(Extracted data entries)
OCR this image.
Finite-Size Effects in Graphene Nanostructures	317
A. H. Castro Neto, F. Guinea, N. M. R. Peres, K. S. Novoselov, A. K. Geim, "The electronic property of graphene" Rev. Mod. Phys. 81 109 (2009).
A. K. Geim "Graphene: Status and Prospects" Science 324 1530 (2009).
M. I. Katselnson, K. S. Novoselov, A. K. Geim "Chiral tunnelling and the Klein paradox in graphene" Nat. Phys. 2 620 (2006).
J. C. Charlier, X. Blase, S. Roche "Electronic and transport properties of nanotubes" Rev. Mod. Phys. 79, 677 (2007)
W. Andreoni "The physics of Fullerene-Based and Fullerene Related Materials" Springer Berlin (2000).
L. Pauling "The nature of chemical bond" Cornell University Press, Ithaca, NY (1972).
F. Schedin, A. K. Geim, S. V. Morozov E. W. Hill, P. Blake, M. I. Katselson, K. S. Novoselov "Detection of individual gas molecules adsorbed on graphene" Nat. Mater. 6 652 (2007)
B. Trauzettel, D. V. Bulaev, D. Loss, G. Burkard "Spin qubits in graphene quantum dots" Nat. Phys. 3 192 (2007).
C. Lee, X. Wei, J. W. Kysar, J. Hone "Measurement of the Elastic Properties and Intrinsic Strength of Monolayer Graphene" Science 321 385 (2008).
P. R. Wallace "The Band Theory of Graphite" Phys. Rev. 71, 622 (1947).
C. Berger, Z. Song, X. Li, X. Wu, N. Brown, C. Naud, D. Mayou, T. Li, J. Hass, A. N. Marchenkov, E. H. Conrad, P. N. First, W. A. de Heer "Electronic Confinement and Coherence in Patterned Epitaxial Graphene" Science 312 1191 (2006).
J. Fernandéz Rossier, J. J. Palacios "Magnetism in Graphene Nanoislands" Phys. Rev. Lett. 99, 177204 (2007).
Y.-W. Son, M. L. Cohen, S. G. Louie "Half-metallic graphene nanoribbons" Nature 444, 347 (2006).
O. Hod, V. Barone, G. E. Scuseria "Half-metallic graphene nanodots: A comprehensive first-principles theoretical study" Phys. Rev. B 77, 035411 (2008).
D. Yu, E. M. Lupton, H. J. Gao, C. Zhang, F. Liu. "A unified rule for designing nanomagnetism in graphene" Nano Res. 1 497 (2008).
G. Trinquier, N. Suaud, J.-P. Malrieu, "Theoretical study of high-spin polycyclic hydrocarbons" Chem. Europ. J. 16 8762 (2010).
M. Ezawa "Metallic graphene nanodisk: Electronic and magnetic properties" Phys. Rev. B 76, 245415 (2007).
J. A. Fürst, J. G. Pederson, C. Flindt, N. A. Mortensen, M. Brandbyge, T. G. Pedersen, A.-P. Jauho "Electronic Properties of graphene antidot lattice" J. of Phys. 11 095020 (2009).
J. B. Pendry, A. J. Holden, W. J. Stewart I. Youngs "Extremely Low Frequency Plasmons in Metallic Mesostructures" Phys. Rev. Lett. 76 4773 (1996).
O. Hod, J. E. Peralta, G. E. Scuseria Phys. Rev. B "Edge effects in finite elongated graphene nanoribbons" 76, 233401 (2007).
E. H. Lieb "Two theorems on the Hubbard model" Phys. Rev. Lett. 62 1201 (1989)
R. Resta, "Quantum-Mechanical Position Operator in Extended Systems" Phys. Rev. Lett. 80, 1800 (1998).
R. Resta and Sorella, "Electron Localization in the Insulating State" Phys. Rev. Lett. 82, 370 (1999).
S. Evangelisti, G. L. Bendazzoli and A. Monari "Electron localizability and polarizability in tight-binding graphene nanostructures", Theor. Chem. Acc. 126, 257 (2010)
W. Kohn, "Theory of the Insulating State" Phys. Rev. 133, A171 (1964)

WHAT YOU WILL DO: From the records above, extract every line exactly as it stands.

CORRECT OUTPUT:
OCR this image.
Finite-Size Effects in Graphene Nanostructures	317
A. H. Castro Neto, F. Guinea, N. M. R. Peres, K. S. Novoselov, A. K. Geim, "The electronic property of graphene" Rev. Mod. Phys. 81 109 (2009).
A. K. Geim "Graphene: Status and Prospects" Science 324 1530 (2009).
M. I. Katselnson, K. S. Novoselov, A. K. Geim "Chiral tunnelling and the Klein paradox in graphene" Nat. Phys. 2 620 (2006).
J. C. Charlier, X. Blase, S. Roche "Electronic and transport properties of nanotubes" Rev. Mod. Phys. 79, 677 (2007)
W. Andreoni "The physics of Fullerene-Based and Fullerene Related Materials" Springer Berlin (2000).
L. Pauling "The nature of chemical bond" Cornell University Press, Ithaca, NY (1972).
F. Schedin, A. K. Geim, S. V. Morozov E. W. Hill, P. Blake, M. I. Katselson, K. S. Novoselov "Detection of individual gas molecules adsorbed on graphene" Nat. Mater. 6 652 (2007)
B. Trauzettel, D. V. Bulaev, D. Loss, G. Burkard "Spin qubits in graphene quantum dots" Nat. Phys. 3 192 (2007).
C. Lee, X. Wei, J. W. Kysar, J. Hone "Measurement of the Elastic Properties and Intrinsic Strength of Monolayer Graphene" Science 321 385 (2008).
P. R. Wallace "The Band Theory of Graphite" Phys. Rev. 71, 622 (1947).
C. Berger, Z. Song, X. Li, X. Wu, N. Brown, C. Naud, D. Mayou, T. Li, J. Hass, A. N. Marchenkov, E. H. Conrad, P. N. First, W. A. de Heer "Electronic Confinement and Coherence in Patterned Epitaxial Graphene" Science 312 1191 (2006).
J. Fernandéz Rossier, J. J. Palacios "Magnetism in Graphene Nanoislands" Phys. Rev. Lett. 99, 177204 (2007).
Y.-W. Son, M. L. Cohen, S. G. Louie "Half-metallic graphene nanoribbons" Nature 444, 347 (2006).
O. Hod, V. Barone, G. E. Scuseria "Half-metallic graphene nanodots: A comprehensive first-principles theoretical study" Phys. Rev. B 77, 035411 (2008).
D. Yu, E. M. Lupton, H. J. Gao, C. Zhang, F. Liu. "A unified rule for designing nanomagnetism in graphene" Nano Res. 1 497 (2008).
G. Trinquier, N. Suaud, J.-P. Malrieu, "Theoretical study of high-spin polycyclic hydrocarbons" Chem. Europ. J. 16 8762 (2010).
M. Ezawa "Metallic graphene nanodisk: Electronic and magnetic properties" Phys. Rev. B 76, 245415 (2007).
J. A. Fürst, J. G. Pederson, C. Flindt, N. A. Mortensen, M. Brandbyge, T. G. Pedersen, A.-P. Jauho "Electronic Properties of graphene antidot lattice" J. of Phys. 11 095020 (2009).
J. B. Pendry, A. J. Holden, W. J. Stewart I. Youngs "Extremely Low Frequency Plasmons in Metallic Mesostructures" Phys. Rev. Lett. 76 4773 (1996).
O. Hod, J. E. Peralta, G. E. Scuseria Phys. Rev. B "Edge effects in finite elongated graphene nanoribbons" 76, 233401 (2007).
E. H. Lieb "Two theorems on the Hubbard model" Phys. Rev. Lett. 62 1201 (1989)
R. Resta, "Quantum-Mechanical Position Operator in Extended Systems" Phys. Rev. Lett. 80, 1800 (1998).
R. Resta and Sorella, "Electron Localization in the Insulating State" Phys. Rev. Lett. 82, 370 (1999).
S. Evangelisti, G. L. Bendazzoli and A. Monari "Electron localizability and polarizability in tight-binding graphene nanostructures", Theor. Chem. Acc. 126, 257 (2010)
W. Kohn, "Theory of the Insulating State" Phys. Rev. 133, A171 (1964)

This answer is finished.